→ **Work to do**:
You are to retype all of the data exactly as it appears.

→ **Provided entries**:
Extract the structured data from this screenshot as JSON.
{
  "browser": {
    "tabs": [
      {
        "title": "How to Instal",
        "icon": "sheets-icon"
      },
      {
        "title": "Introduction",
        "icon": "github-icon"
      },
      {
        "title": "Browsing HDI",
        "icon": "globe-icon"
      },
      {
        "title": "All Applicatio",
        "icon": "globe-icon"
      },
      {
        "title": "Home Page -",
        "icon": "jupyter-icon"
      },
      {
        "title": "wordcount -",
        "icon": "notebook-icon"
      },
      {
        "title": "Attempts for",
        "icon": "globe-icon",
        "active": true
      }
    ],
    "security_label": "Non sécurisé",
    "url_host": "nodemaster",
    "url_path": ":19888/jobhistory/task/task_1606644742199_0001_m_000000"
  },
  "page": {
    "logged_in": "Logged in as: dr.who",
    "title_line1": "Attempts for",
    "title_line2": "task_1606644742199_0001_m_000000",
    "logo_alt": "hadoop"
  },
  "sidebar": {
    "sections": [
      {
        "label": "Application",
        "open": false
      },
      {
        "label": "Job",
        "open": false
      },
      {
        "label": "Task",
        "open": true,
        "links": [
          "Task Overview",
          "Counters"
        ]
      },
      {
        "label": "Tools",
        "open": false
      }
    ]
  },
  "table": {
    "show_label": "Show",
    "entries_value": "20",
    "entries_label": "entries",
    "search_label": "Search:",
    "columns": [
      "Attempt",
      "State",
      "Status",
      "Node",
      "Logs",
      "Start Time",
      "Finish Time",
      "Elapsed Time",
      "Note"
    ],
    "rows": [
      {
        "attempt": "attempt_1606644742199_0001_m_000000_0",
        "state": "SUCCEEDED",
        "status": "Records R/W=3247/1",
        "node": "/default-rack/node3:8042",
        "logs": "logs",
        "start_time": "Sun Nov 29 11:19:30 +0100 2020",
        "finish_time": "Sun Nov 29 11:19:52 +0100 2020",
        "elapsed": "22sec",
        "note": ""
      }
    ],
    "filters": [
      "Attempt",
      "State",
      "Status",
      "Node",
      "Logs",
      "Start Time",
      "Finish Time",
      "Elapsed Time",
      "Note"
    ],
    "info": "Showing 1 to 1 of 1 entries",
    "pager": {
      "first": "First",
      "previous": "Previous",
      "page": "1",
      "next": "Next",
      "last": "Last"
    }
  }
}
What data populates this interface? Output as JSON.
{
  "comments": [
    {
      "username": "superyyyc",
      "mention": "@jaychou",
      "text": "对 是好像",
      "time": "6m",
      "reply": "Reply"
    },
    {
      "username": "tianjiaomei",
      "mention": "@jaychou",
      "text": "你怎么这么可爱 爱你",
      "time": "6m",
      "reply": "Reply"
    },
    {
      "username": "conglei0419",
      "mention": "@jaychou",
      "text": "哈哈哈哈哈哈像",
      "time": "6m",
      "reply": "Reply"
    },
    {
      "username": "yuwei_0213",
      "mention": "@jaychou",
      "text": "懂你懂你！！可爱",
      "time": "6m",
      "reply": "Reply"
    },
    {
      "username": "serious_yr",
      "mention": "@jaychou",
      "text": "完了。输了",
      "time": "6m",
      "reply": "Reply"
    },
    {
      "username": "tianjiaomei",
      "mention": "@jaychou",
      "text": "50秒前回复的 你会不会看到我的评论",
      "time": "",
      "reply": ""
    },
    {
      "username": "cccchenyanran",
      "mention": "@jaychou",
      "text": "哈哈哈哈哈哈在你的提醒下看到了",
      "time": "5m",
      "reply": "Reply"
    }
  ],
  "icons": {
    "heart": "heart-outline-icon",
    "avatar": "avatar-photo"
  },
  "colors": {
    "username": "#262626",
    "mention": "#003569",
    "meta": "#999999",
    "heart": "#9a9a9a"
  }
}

→ **Response**:
Extract the structured data from this screenshot as JSON.
{
  "browser": {
    "tabs": [
      {
        "title": "How to Instal",
        "icon": "sheets-icon"
      },
      {
        "title": "Introduction",
        "icon": "github-icon"
      },
      {
        "title": "Browsing HDI",
        "icon": "globe-icon"
      },
      {
        "title": "All Applicatio",
        "icon": "globe-icon"
      },
      {
        "title": "Home Page -",
        "icon": "jupyter-icon"
      },
      {
        "title": "wordcount -",
        "icon": "notebook-icon"
      },
      {
        "title": "Attempts for",
        "icon": "globe-icon",
        "active": true
      }
    ],
    "security_label": "Non sécurisé",
    "url_host": "nodemaster",
    "url_path": ":19888/jobhistory/task/task_1606644742199_0001_m_000000"
  },
  "page": {
    "logged_in": "Logged in as: dr.who",
    "title_line1": "Attempts for",
    "title_line2": "task_1606644742199_0001_m_000000",
    "logo_alt": "hadoop"
  },
  "sidebar": {
    "sections": [
      {
        "label": "Application",
        "open": false
      },
      {
        "label": "Job",
        "open": false
      },
      {
        "label": "Task",
        "open": true,
        "links": [
          "Task Overview",
          "Counters"
        ]
      },
      {
        "label": "Tools",
        "open": false
      }
    ]
  },
  "table": {
    "show_label": "Show",
    "entries_value": "20",
    "entries_label": "entries",
    "search_label": "Search:",
    "columns": [
      "Attempt",
      "State",
      "Status",
      "Node",
      "Logs",
      "Start Time",
      "Finish Time",
      "Elapsed Time",
      "Note"
    ],
    "rows": [
      {
        "attempt": "attempt_1606644742199_0001_m_000000_0",
        "state": "SUCCEEDED",
        "status": "Records R/W=3247/1",
        "node": "/default-rack/node3:8042",
        "logs": "logs",
        "start_time": "Sun Nov 29 11:19:30 +0100 2020",
        "finish_time": "Sun Nov 29 11:19:52 +0100 2020",
        "elapsed": "22sec",
        "note": ""
      }
    ],
    "filters": [
      "Attempt",
      "State",
      "Status",
      "Node",
      "Logs",
      "Start Time",
      "Finish Time",
      "Elapsed Time",
      "Note"
    ],
    "info": "Showing 1 to 1 of 1 entries",
    "pager": {
      "first": "First",
      "previous": "Previous",
      "page": "1",
      "next": "Next",
      "last": "Last"
    }
  }
}
What data populates this interface? Output as JSON.
{
  "comments": [
    {
      "username": "superyyyc",
      "mention": "@jaychou",
      "text": "对 是好像",
      "time": "6m",
      "reply": "Reply"
    },
    {
      "username": "tianjiaomei",
      "mention": "@jaychou",
      "text": "你怎么这么可爱 爱你",
      "time": "6m",
      "reply": "Reply"
    },
    {
      "username": "conglei0419",
      "mention": "@jaychou",
      "text": "哈哈哈哈哈哈像",
      "time": "6m",
      "reply": "Reply"
    },
    {
      "username": "yuwei_0213",
      "mention": "@jaychou",
      "text": "懂你懂你！！可爱",
      "time": "6m",
      "reply": "Reply"
    },
    {
      "username": "serious_yr",
      "mention": "@jaychou",
      "text": "完了。输了",
      "time": "6m",
      "reply": "Reply"
    },
    {
      "username": "tianjiaomei",
      "mention": "@jaychou",
      "text": "50秒前回复的 你会不会看到我的评论",
      "time": "",
      "reply": ""
    },
    {
      "username": "cccchenyanran",
      "mention": "@jaychou",
      "text": "哈哈哈哈哈哈在你的提醒下看到了",
      "time": "5m",
      "reply": "Reply"
    }
  ],
  "icons": {
    "heart": "heart-outline-icon",
    "avatar": "avatar-photo"
  },
  "colors": {
    "username": "#262626",
    "mention": "#003569",
    "meta": "#999999",
    "heart": "#9a9a9a"
  }
}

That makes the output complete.